— START OF Data to use —

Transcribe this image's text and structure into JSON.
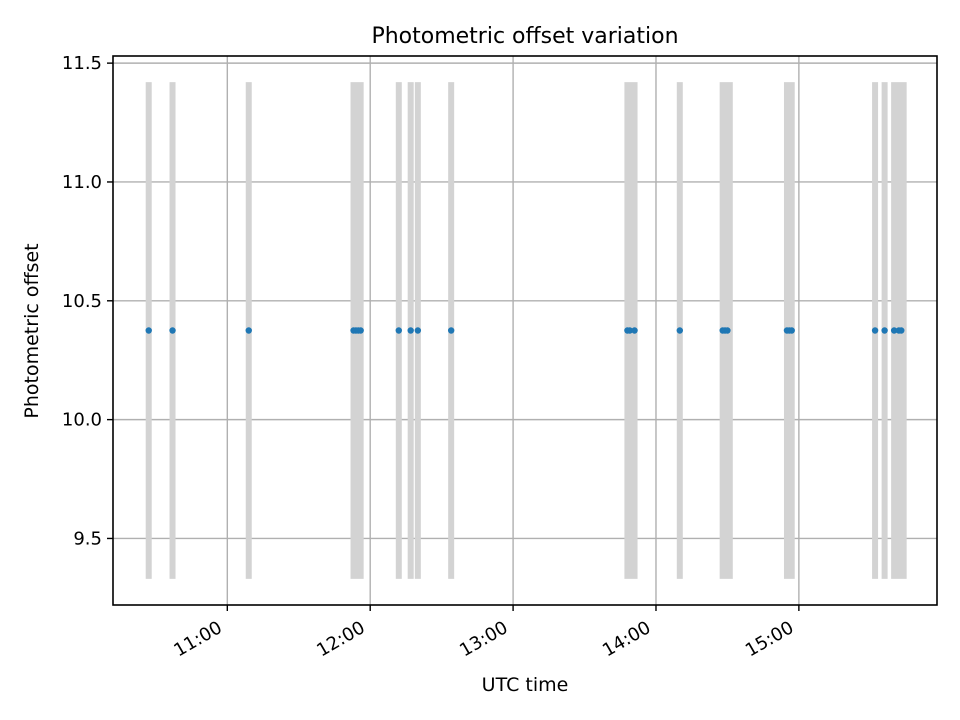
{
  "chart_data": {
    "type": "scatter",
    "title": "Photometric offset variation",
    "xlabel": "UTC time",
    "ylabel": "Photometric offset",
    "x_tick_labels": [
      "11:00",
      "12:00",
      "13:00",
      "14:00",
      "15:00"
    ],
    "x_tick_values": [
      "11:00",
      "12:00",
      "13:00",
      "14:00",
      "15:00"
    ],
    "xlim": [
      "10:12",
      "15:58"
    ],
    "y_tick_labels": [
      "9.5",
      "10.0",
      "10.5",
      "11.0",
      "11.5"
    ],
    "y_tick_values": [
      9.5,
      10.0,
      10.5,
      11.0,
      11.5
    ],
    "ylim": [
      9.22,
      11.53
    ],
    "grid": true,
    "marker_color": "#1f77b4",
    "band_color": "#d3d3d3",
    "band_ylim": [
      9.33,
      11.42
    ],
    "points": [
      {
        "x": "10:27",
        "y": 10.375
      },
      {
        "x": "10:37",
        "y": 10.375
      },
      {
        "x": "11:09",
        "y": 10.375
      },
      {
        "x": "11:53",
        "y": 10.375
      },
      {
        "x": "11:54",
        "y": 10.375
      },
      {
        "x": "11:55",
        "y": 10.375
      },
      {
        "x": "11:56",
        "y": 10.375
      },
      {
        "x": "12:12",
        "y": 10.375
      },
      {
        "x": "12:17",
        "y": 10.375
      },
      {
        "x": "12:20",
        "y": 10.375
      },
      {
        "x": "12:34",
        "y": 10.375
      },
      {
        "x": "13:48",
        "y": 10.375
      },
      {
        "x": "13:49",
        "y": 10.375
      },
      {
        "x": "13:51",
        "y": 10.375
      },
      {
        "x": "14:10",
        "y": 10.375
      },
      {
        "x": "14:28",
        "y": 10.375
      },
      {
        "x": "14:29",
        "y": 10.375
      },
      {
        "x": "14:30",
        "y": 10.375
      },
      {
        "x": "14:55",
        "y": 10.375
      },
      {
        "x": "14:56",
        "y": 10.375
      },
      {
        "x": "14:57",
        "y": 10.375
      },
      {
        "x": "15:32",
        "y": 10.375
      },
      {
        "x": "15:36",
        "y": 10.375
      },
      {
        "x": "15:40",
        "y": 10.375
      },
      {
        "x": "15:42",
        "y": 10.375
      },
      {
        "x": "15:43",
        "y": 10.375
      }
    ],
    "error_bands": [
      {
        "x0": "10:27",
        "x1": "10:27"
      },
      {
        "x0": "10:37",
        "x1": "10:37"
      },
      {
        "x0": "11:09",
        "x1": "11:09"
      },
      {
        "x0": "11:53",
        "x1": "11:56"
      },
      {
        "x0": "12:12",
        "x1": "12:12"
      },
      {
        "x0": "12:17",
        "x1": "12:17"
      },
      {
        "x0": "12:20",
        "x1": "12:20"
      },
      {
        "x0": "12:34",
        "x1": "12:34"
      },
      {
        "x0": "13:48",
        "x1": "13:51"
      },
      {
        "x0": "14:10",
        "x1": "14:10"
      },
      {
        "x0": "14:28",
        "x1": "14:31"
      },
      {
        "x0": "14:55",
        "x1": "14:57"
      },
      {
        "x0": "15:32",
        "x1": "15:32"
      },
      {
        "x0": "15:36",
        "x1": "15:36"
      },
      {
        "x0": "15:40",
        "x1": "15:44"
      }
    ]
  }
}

— END OF Data to use —

Instructions for the task
From the records above, copy every line that holds the word "Photometric".

Right answer
    "title": "Photometric offset variation",
    "ylabel": "Photometric offset",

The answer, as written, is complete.